START Records supplied

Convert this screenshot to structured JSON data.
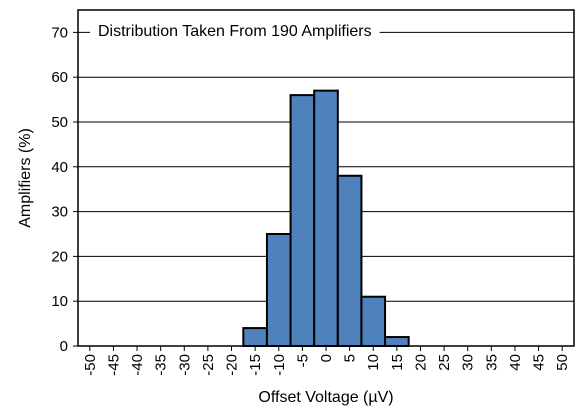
{
  "chart_data": {
    "type": "bar",
    "annotation": "Distribution Taken From 190 Amplifiers",
    "xlabel": "Offset Voltage (µV)",
    "ylabel": "Amplifiers (%)",
    "ylim": [
      0,
      75
    ],
    "y_ticks": [
      0,
      10,
      20,
      30,
      40,
      50,
      60,
      70
    ],
    "x_ticks": [
      "-50",
      "-45",
      "-40",
      "-35",
      "-30",
      "-25",
      "-20",
      "-15",
      "-10",
      "-5",
      "0",
      "5",
      "10",
      "15",
      "20",
      "25",
      "30",
      "35",
      "40",
      "45",
      "50"
    ],
    "bins": [
      {
        "from": -17.5,
        "to": -12.5,
        "value": 4
      },
      {
        "from": -12.5,
        "to": -7.5,
        "value": 25
      },
      {
        "from": -7.5,
        "to": -2.5,
        "value": 56
      },
      {
        "from": -2.5,
        "to": 2.5,
        "value": 57
      },
      {
        "from": 2.5,
        "to": 7.5,
        "value": 38
      },
      {
        "from": 7.5,
        "to": 12.5,
        "value": 11
      },
      {
        "from": 12.5,
        "to": 17.5,
        "value": 2
      }
    ],
    "grid": true,
    "bar_color": "#4f81bd"
  }
}
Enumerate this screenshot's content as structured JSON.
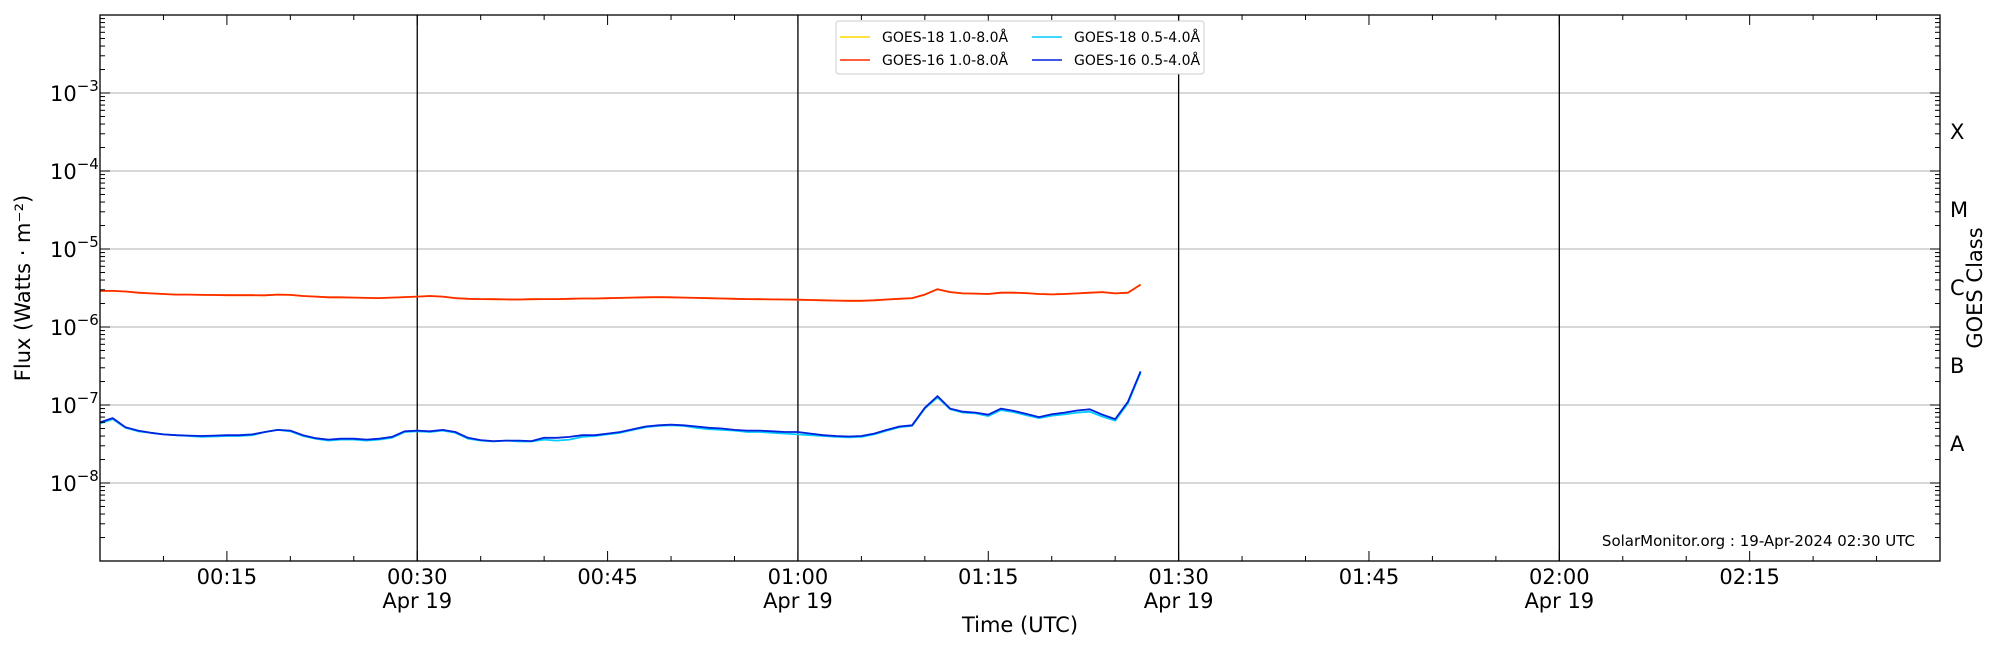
{
  "chart_data": {
    "type": "line",
    "xlabel": "Time (UTC)",
    "ylabel": "Flux (Watts · m⁻²)",
    "right_axis_label": "GOES Class",
    "y_scale": "log",
    "ylim": [
      1e-09,
      0.01
    ],
    "xlim": [
      "00:05",
      "02:30"
    ],
    "grid": "horizontal at each decade",
    "legend_position": "top-center",
    "credit": "SolarMonitor.org : 19-Apr-2024 02:30 UTC",
    "y_ticks": [
      {
        "value": 1e-08,
        "base": "10",
        "exp": "−8"
      },
      {
        "value": 1e-07,
        "base": "10",
        "exp": "−7"
      },
      {
        "value": 1e-06,
        "base": "10",
        "exp": "−6"
      },
      {
        "value": 1e-05,
        "base": "10",
        "exp": "−5"
      },
      {
        "value": 0.0001,
        "base": "10",
        "exp": "−4"
      },
      {
        "value": 0.001,
        "base": "10",
        "exp": "−3"
      }
    ],
    "x_ticks": [
      {
        "time": "00:15",
        "label": "00:15",
        "date": ""
      },
      {
        "time": "00:30",
        "label": "00:30",
        "date": "Apr 19"
      },
      {
        "time": "00:45",
        "label": "00:45",
        "date": ""
      },
      {
        "time": "01:00",
        "label": "01:00",
        "date": "Apr 19"
      },
      {
        "time": "01:15",
        "label": "01:15",
        "date": ""
      },
      {
        "time": "01:30",
        "label": "01:30",
        "date": "Apr 19"
      },
      {
        "time": "01:45",
        "label": "01:45",
        "date": ""
      },
      {
        "time": "02:00",
        "label": "02:00",
        "date": "Apr 19"
      },
      {
        "time": "02:15",
        "label": "02:15",
        "date": ""
      }
    ],
    "vertical_lines": [
      "00:30",
      "01:00",
      "01:30",
      "02:00"
    ],
    "goes_classes": [
      {
        "label": "A",
        "flux": 3.16e-08
      },
      {
        "label": "B",
        "flux": 3.16e-07
      },
      {
        "label": "C",
        "flux": 3.16e-06
      },
      {
        "label": "M",
        "flux": 3.16e-05
      },
      {
        "label": "X",
        "flux": 0.000316
      }
    ],
    "x": [
      "00:05",
      "00:06",
      "00:07",
      "00:08",
      "00:09",
      "00:10",
      "00:11",
      "00:12",
      "00:13",
      "00:14",
      "00:15",
      "00:16",
      "00:17",
      "00:18",
      "00:19",
      "00:20",
      "00:21",
      "00:22",
      "00:23",
      "00:24",
      "00:25",
      "00:26",
      "00:27",
      "00:28",
      "00:29",
      "00:30",
      "00:31",
      "00:32",
      "00:33",
      "00:34",
      "00:35",
      "00:36",
      "00:37",
      "00:38",
      "00:39",
      "00:40",
      "00:41",
      "00:42",
      "00:43",
      "00:44",
      "00:45",
      "00:46",
      "00:47",
      "00:48",
      "00:49",
      "00:50",
      "00:51",
      "00:52",
      "00:53",
      "00:54",
      "00:55",
      "00:56",
      "00:57",
      "00:58",
      "00:59",
      "01:00",
      "01:01",
      "01:02",
      "01:03",
      "01:04",
      "01:05",
      "01:06",
      "01:07",
      "01:08",
      "01:09",
      "01:10",
      "01:11",
      "01:12",
      "01:13",
      "01:14",
      "01:15",
      "01:16",
      "01:17",
      "01:18",
      "01:19",
      "01:20",
      "01:21",
      "01:22",
      "01:23",
      "01:24",
      "01:25",
      "01:26",
      "01:27"
    ],
    "series": [
      {
        "name": "GOES-18 1.0-8.0Å",
        "color": "#ffd700",
        "values": [
          2.9e-06,
          2.9e-06,
          2.85e-06,
          2.75e-06,
          2.7e-06,
          2.65e-06,
          2.6e-06,
          2.6e-06,
          2.58e-06,
          2.57e-06,
          2.56e-06,
          2.56e-06,
          2.56e-06,
          2.55e-06,
          2.6e-06,
          2.58e-06,
          2.5e-06,
          2.45e-06,
          2.4e-06,
          2.4e-06,
          2.38e-06,
          2.36e-06,
          2.35e-06,
          2.38e-06,
          2.42e-06,
          2.45e-06,
          2.5e-06,
          2.45e-06,
          2.35e-06,
          2.3e-06,
          2.28e-06,
          2.27e-06,
          2.26e-06,
          2.25e-06,
          2.27e-06,
          2.28e-06,
          2.28e-06,
          2.3e-06,
          2.32e-06,
          2.32e-06,
          2.34e-06,
          2.36e-06,
          2.38e-06,
          2.4e-06,
          2.42e-06,
          2.4e-06,
          2.38e-06,
          2.36e-06,
          2.34e-06,
          2.32e-06,
          2.3e-06,
          2.28e-06,
          2.27e-06,
          2.26e-06,
          2.25e-06,
          2.24e-06,
          2.22e-06,
          2.2e-06,
          2.18e-06,
          2.17e-06,
          2.17e-06,
          2.2e-06,
          2.25e-06,
          2.3e-06,
          2.35e-06,
          2.6e-06,
          3.05e-06,
          2.8e-06,
          2.7e-06,
          2.68e-06,
          2.65e-06,
          2.75e-06,
          2.75e-06,
          2.72e-06,
          2.65e-06,
          2.62e-06,
          2.65e-06,
          2.7e-06,
          2.75e-06,
          2.8e-06,
          2.7e-06,
          2.75e-06,
          3.5e-06
        ]
      },
      {
        "name": "GOES-16 1.0-8.0Å",
        "color": "#ff2a00",
        "values": [
          2.9e-06,
          2.9e-06,
          2.85e-06,
          2.75e-06,
          2.7e-06,
          2.65e-06,
          2.6e-06,
          2.6e-06,
          2.58e-06,
          2.57e-06,
          2.56e-06,
          2.56e-06,
          2.56e-06,
          2.55e-06,
          2.6e-06,
          2.58e-06,
          2.5e-06,
          2.45e-06,
          2.4e-06,
          2.4e-06,
          2.38e-06,
          2.36e-06,
          2.35e-06,
          2.38e-06,
          2.42e-06,
          2.45e-06,
          2.5e-06,
          2.45e-06,
          2.35e-06,
          2.3e-06,
          2.28e-06,
          2.27e-06,
          2.26e-06,
          2.25e-06,
          2.27e-06,
          2.28e-06,
          2.28e-06,
          2.3e-06,
          2.32e-06,
          2.32e-06,
          2.34e-06,
          2.36e-06,
          2.38e-06,
          2.4e-06,
          2.42e-06,
          2.4e-06,
          2.38e-06,
          2.36e-06,
          2.34e-06,
          2.32e-06,
          2.3e-06,
          2.28e-06,
          2.27e-06,
          2.26e-06,
          2.25e-06,
          2.24e-06,
          2.22e-06,
          2.2e-06,
          2.18e-06,
          2.17e-06,
          2.17e-06,
          2.2e-06,
          2.25e-06,
          2.3e-06,
          2.35e-06,
          2.6e-06,
          3.05e-06,
          2.8e-06,
          2.7e-06,
          2.68e-06,
          2.65e-06,
          2.75e-06,
          2.75e-06,
          2.72e-06,
          2.65e-06,
          2.62e-06,
          2.65e-06,
          2.7e-06,
          2.75e-06,
          2.8e-06,
          2.7e-06,
          2.75e-06,
          3.5e-06
        ]
      },
      {
        "name": "GOES-18 0.5-4.0Å",
        "color": "#00ccff",
        "values": [
          5.8e-08,
          6.6e-08,
          5.1e-08,
          4.6e-08,
          4.4e-08,
          4.2e-08,
          4.1e-08,
          4e-08,
          3.9e-08,
          3.95e-08,
          4e-08,
          4e-08,
          4.1e-08,
          4.5e-08,
          4.8e-08,
          4.6e-08,
          4e-08,
          3.7e-08,
          3.5e-08,
          3.6e-08,
          3.6e-08,
          3.5e-08,
          3.6e-08,
          3.8e-08,
          4.5e-08,
          4.6e-08,
          4.5e-08,
          4.7e-08,
          4.4e-08,
          3.7e-08,
          3.5e-08,
          3.4e-08,
          3.5e-08,
          3.4e-08,
          3.4e-08,
          3.6e-08,
          3.5e-08,
          3.6e-08,
          3.9e-08,
          4e-08,
          4.2e-08,
          4.4e-08,
          4.8e-08,
          5.2e-08,
          5.4e-08,
          5.5e-08,
          5.4e-08,
          5.1e-08,
          4.9e-08,
          4.8e-08,
          4.7e-08,
          4.5e-08,
          4.5e-08,
          4.4e-08,
          4.3e-08,
          4.2e-08,
          4.1e-08,
          4e-08,
          3.9e-08,
          3.85e-08,
          3.9e-08,
          4.2e-08,
          4.7e-08,
          5.2e-08,
          5.4e-08,
          9e-08,
          1.25e-07,
          8.8e-08,
          8e-08,
          7.8e-08,
          7.2e-08,
          8.6e-08,
          8.1e-08,
          7.4e-08,
          6.8e-08,
          7.3e-08,
          7.6e-08,
          8e-08,
          8.2e-08,
          7.1e-08,
          6.3e-08,
          1.05e-07,
          2.6e-07
        ]
      },
      {
        "name": "GOES-16 0.5-4.0Å",
        "color": "#0022dd",
        "values": [
          6e-08,
          6.8e-08,
          5.2e-08,
          4.7e-08,
          4.4e-08,
          4.2e-08,
          4.1e-08,
          4.05e-08,
          4e-08,
          4.05e-08,
          4.1e-08,
          4.1e-08,
          4.2e-08,
          4.5e-08,
          4.8e-08,
          4.7e-08,
          4.1e-08,
          3.75e-08,
          3.6e-08,
          3.7e-08,
          3.7e-08,
          3.6e-08,
          3.7e-08,
          3.9e-08,
          4.6e-08,
          4.7e-08,
          4.6e-08,
          4.8e-08,
          4.5e-08,
          3.8e-08,
          3.55e-08,
          3.45e-08,
          3.5e-08,
          3.5e-08,
          3.45e-08,
          3.8e-08,
          3.8e-08,
          3.9e-08,
          4.1e-08,
          4.1e-08,
          4.3e-08,
          4.5e-08,
          4.9e-08,
          5.3e-08,
          5.5e-08,
          5.6e-08,
          5.5e-08,
          5.3e-08,
          5.1e-08,
          5e-08,
          4.8e-08,
          4.7e-08,
          4.7e-08,
          4.6e-08,
          4.5e-08,
          4.5e-08,
          4.3e-08,
          4.1e-08,
          4e-08,
          3.95e-08,
          4e-08,
          4.3e-08,
          4.8e-08,
          5.3e-08,
          5.5e-08,
          9.2e-08,
          1.3e-07,
          9e-08,
          8.2e-08,
          8e-08,
          7.5e-08,
          9e-08,
          8.4e-08,
          7.7e-08,
          7e-08,
          7.6e-08,
          8e-08,
          8.5e-08,
          8.8e-08,
          7.5e-08,
          6.6e-08,
          1.1e-07,
          2.7e-07
        ]
      }
    ]
  }
}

END Records supplied

- _What is asked_
Gather up the lines containing the word "screenshot" from these records and copy them.

- _Worked solution_
Convert this screenshot to structured JSON data.
Enumerate this screenshot's content as structured JSON.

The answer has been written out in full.